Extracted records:
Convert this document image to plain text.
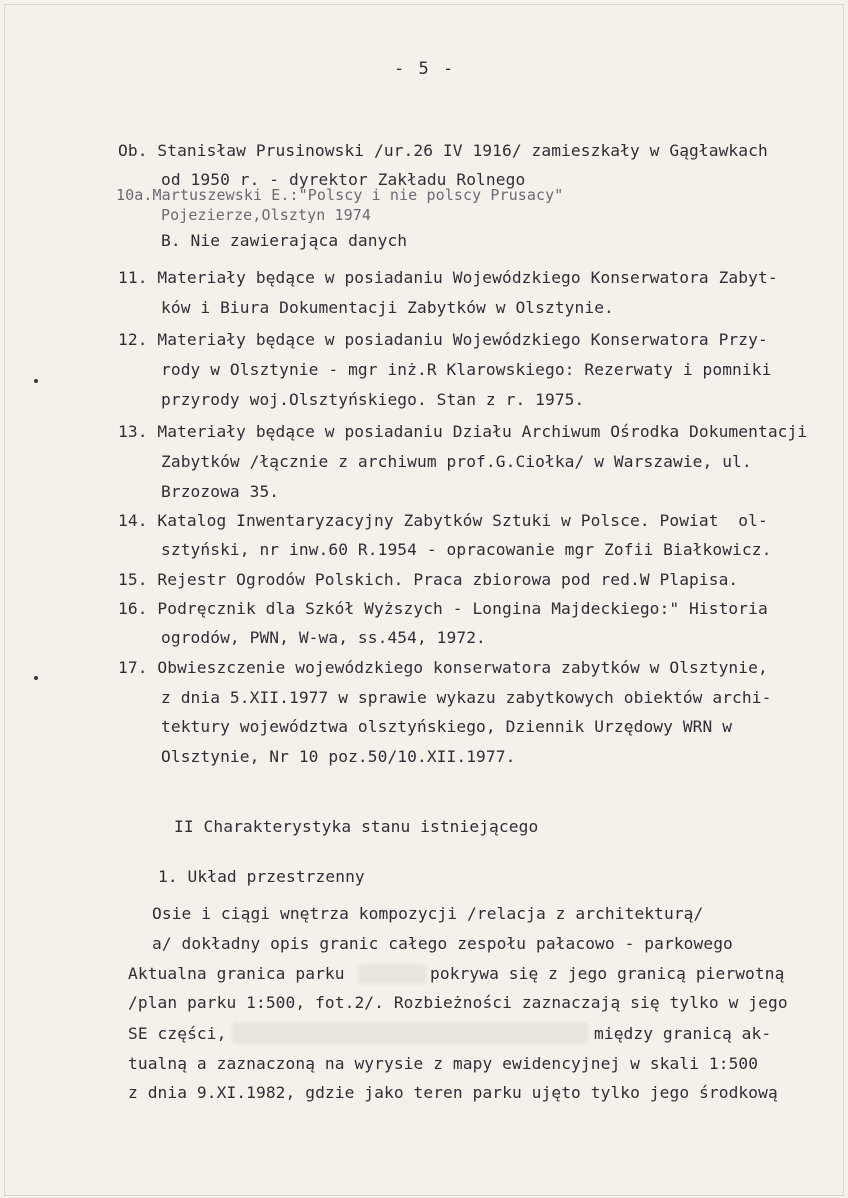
- 5 -
Ob. Stanisław Prusinowski /ur.26 IV 1916/ zamieszkały w Gągławkach
od 1950 r. - dyrektor Zakładu Rolnego
10a.Martuszewski E.:"Polscy i nie polscy Prusacy"
Pojezierze,Olsztyn 1974
B. Nie zawierająca danych
11. Materiały będące w posiadaniu Wojewódzkiego Konserwatora Zabyt-
ków i Biura Dokumentacji Zabytków w Olsztynie.
12. Materiały będące w posiadaniu Wojewódzkiego Konserwatora Przy-
rody w Olsztynie - mgr inż.R Klarowskiego: Rezerwaty i pomniki
przyrody woj.Olsztyńskiego. Stan z r. 1975.
13. Materiały będące w posiadaniu Działu Archiwum Ośrodka Dokumentacji
Zabytków /łącznie z archiwum prof.G.Ciołka/ w Warszawie, ul.
Brzozowa 35.
14. Katalog Inwentaryzacyjny Zabytków Sztuki w Polsce. Powiat  ol-
sztyński, nr inw.60 R.1954 - opracowanie mgr Zofii Białkowicz.
15. Rejestr Ogrodów Polskich. Praca zbiorowa pod red.W Plapisa.
16. Podręcznik dla Szkół Wyższych - Longina Majdeckiego:" Historia
ogrodów, PWN, W-wa, ss.454, 1972.
17. Obwieszczenie wojewódzkiego konserwatora zabytków w Olsztynie,
z dnia 5.XII.1977 w sprawie wykazu zabytkowych obiektów archi-
tektury województwa olsztyńskiego, Dziennik Urzędowy WRN w
Olsztynie, Nr 10 poz.50/10.XII.1977.
II Charakterystyka stanu istniejącego
1. Układ przestrzenny
Osie i ciągi wnętrza kompozycji /relacja z architekturą/
a/ dokładny opis granic całego zespołu pałacowo - parkowego
Aktualna granica parku	pokrywa się z jego granicą pierwotną
/plan parku 1:500, fot.2/. Rozbieżności zaznaczają się tylko w jego
SE części,	między granicą ak-
tualną a zaznaczoną na wyrysie z mapy ewidencyjnej w skali 1:500
z dnia 9.XI.1982, gdzie jako teren parku ujęto tylko jego środkową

Instruction: Write out the full set of lines verbatim, without the pictures.

Finished task:
Convert this document image to plain text.
- 5 -
Ob. Stanisław Prusinowski /ur.26 IV 1916/ zamieszkały w Gągławkach
od 1950 r. - dyrektor Zakładu Rolnego
10a.Martuszewski E.:"Polscy i nie polscy Prusacy"
Pojezierze,Olsztyn 1974
B. Nie zawierająca danych
11. Materiały będące w posiadaniu Wojewódzkiego Konserwatora Zabyt-
ków i Biura Dokumentacji Zabytków w Olsztynie.
12. Materiały będące w posiadaniu Wojewódzkiego Konserwatora Przy-
rody w Olsztynie - mgr inż.R Klarowskiego: Rezerwaty i pomniki
przyrody woj.Olsztyńskiego. Stan z r. 1975.
13. Materiały będące w posiadaniu Działu Archiwum Ośrodka Dokumentacji
Zabytków /łącznie z archiwum prof.G.Ciołka/ w Warszawie, ul.
Brzozowa 35.
14. Katalog Inwentaryzacyjny Zabytków Sztuki w Polsce. Powiat  ol-
sztyński, nr inw.60 R.1954 - opracowanie mgr Zofii Białkowicz.
15. Rejestr Ogrodów Polskich. Praca zbiorowa pod red.W Plapisa.
16. Podręcznik dla Szkół Wyższych - Longina Majdeckiego:" Historia
ogrodów, PWN, W-wa, ss.454, 1972.
17. Obwieszczenie wojewódzkiego konserwatora zabytków w Olsztynie,
z dnia 5.XII.1977 w sprawie wykazu zabytkowych obiektów archi-
tektury województwa olsztyńskiego, Dziennik Urzędowy WRN w
Olsztynie, Nr 10 poz.50/10.XII.1977.
II Charakterystyka stanu istniejącego
1. Układ przestrzenny
Osie i ciągi wnętrza kompozycji /relacja z architekturą/
a/ dokładny opis granic całego zespołu pałacowo - parkowego
Aktualna granica parku	pokrywa się z jego granicą pierwotną
/plan parku 1:500, fot.2/. Rozbieżności zaznaczają się tylko w jego
SE części,	między granicą ak-
tualną a zaznaczoną na wyrysie z mapy ewidencyjnej w skali 1:500
z dnia 9.XI.1982, gdzie jako teren parku ujęto tylko jego środkową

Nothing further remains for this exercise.